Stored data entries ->
++++++++
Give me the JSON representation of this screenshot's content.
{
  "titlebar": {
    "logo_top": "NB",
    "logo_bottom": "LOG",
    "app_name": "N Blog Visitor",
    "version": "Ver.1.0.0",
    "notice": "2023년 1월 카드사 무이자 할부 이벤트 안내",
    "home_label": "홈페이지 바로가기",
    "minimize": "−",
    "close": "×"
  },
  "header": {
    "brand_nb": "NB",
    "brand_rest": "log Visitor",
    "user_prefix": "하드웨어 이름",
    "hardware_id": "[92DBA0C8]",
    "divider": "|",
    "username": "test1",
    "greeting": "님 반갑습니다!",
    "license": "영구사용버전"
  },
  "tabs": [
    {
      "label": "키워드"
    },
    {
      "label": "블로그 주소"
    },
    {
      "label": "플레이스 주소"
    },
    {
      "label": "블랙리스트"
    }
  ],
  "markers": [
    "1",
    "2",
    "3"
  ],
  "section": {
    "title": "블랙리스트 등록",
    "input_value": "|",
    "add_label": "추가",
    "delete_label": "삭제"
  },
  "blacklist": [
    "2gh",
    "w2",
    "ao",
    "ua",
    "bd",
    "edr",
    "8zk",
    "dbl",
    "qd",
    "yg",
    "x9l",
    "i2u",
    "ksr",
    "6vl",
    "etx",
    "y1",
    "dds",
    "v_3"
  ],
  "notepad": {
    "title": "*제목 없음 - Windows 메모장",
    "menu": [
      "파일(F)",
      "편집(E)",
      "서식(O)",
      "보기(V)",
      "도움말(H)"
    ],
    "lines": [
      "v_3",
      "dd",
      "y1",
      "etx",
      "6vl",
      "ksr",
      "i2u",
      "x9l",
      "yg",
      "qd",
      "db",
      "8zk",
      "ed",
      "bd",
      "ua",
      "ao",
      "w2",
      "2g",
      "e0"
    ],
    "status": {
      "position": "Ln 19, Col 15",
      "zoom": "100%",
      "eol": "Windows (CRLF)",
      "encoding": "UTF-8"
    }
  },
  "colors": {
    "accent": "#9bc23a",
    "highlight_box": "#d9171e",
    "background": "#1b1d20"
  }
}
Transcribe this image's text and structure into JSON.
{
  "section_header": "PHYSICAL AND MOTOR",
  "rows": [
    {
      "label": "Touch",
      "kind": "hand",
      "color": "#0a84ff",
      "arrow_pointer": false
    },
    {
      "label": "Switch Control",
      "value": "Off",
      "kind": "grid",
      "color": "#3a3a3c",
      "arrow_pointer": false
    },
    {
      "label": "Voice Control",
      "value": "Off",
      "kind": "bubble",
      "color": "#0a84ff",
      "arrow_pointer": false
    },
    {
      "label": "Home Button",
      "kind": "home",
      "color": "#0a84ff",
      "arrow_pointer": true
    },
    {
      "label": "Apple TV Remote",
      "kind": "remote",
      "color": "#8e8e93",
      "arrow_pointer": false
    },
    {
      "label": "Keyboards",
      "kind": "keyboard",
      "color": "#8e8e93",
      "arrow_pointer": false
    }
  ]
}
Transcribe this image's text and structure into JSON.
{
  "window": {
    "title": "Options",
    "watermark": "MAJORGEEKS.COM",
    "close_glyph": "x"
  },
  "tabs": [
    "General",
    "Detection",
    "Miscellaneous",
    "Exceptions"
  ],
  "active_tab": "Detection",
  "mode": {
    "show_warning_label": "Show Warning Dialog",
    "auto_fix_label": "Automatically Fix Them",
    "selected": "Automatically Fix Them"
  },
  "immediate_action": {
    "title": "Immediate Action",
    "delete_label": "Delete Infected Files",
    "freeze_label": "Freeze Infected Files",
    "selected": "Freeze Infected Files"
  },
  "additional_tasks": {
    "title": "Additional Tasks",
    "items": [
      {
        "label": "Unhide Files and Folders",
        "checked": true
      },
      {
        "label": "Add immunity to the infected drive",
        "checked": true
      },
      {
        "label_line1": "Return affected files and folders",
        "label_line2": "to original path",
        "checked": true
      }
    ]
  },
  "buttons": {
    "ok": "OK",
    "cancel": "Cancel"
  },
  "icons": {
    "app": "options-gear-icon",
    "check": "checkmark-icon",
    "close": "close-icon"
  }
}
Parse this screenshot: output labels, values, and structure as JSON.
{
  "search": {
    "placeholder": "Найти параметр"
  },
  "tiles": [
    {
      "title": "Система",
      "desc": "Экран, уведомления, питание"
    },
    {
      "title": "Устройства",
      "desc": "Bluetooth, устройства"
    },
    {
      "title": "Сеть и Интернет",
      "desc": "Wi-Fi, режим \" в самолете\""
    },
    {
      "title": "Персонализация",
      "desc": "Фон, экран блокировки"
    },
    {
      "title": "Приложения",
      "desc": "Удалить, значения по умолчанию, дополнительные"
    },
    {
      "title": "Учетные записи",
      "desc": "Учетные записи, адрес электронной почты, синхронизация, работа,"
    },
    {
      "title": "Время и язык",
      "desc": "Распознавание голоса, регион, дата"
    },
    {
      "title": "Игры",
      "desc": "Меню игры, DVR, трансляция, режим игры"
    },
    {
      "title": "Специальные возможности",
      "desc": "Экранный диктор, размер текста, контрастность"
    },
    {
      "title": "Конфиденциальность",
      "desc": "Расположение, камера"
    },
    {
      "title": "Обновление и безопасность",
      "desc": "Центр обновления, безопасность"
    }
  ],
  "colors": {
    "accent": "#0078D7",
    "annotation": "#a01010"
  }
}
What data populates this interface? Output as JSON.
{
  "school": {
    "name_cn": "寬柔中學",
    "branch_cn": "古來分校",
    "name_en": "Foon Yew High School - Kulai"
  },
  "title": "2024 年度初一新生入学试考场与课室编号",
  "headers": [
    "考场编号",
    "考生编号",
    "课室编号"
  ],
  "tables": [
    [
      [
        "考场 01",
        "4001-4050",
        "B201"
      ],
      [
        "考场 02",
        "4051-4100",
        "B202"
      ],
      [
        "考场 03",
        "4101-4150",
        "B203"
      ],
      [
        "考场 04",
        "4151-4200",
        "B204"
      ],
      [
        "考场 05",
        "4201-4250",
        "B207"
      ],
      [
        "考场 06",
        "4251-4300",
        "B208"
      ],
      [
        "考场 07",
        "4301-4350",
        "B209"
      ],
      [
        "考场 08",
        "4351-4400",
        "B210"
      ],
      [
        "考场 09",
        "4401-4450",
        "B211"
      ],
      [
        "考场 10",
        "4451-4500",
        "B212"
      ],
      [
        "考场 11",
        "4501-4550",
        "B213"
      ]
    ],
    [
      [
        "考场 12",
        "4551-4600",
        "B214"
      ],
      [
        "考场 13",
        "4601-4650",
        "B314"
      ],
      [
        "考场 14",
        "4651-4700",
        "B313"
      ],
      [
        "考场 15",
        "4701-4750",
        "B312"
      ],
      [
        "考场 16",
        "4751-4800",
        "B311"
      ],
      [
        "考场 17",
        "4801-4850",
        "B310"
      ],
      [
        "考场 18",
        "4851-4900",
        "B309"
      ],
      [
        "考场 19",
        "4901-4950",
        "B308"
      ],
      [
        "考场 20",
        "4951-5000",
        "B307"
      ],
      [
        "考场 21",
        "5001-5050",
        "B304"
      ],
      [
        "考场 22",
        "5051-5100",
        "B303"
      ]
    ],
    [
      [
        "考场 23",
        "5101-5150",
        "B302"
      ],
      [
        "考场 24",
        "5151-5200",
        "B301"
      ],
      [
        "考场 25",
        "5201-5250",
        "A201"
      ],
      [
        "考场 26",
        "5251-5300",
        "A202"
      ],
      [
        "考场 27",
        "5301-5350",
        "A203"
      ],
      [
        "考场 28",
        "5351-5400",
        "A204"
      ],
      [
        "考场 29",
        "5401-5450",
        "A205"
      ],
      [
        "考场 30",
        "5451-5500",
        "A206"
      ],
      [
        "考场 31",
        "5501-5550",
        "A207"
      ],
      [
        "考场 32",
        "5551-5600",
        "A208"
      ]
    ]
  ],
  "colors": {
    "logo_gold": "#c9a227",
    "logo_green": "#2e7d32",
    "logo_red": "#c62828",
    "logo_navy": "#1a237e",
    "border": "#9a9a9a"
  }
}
++++++++
Written problem -> From the listing, copy every line where the string "Them" appears.

Problem solution ->
    "auto_fix_label": "Automatically Fix Them",
    "selected": "Automatically Fix Them"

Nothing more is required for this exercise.